--- BEGIN INFORMATION GIVEN ---

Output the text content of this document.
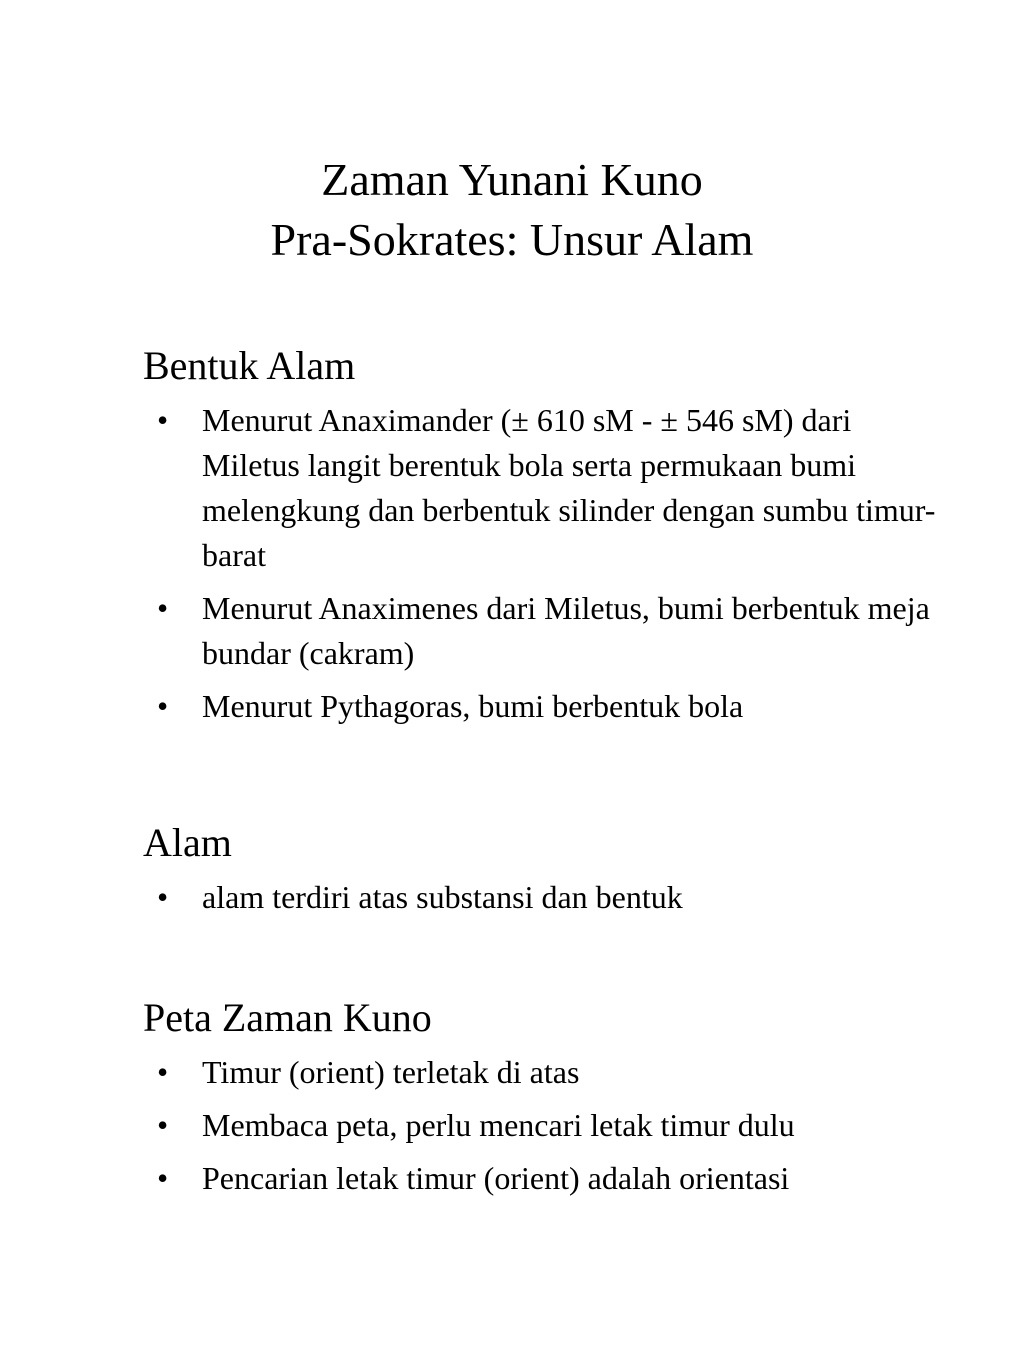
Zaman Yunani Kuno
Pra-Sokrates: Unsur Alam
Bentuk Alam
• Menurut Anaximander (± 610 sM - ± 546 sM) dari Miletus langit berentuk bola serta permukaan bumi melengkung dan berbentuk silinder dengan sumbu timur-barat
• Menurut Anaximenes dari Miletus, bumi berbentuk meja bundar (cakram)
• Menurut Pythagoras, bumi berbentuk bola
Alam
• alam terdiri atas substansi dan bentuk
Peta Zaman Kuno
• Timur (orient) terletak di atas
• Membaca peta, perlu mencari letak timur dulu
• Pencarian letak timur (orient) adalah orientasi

--- END INFORMATION GIVEN ---

*WRITTEN TASK:*
Copy every record above exactly as written, but leave out the pictures.

*ANSWER TO THIS EXERCISE:*
Output the text content of this document.
Zaman Yunani Kuno
Pra-Sokrates: Unsur Alam
Bentuk Alam
• Menurut Anaximander (± 610 sM - ± 546 sM) dari Miletus langit berentuk bola serta permukaan bumi melengkung dan berbentuk silinder dengan sumbu timur-barat
• Menurut Anaximenes dari Miletus, bumi berbentuk meja bundar (cakram)
• Menurut Pythagoras, bumi berbentuk bola
Alam
• alam terdiri atas substansi dan bentuk
Peta Zaman Kuno
• Timur (orient) terletak di atas
• Membaca peta, perlu mencari letak timur dulu
• Pencarian letak timur (orient) adalah orientasi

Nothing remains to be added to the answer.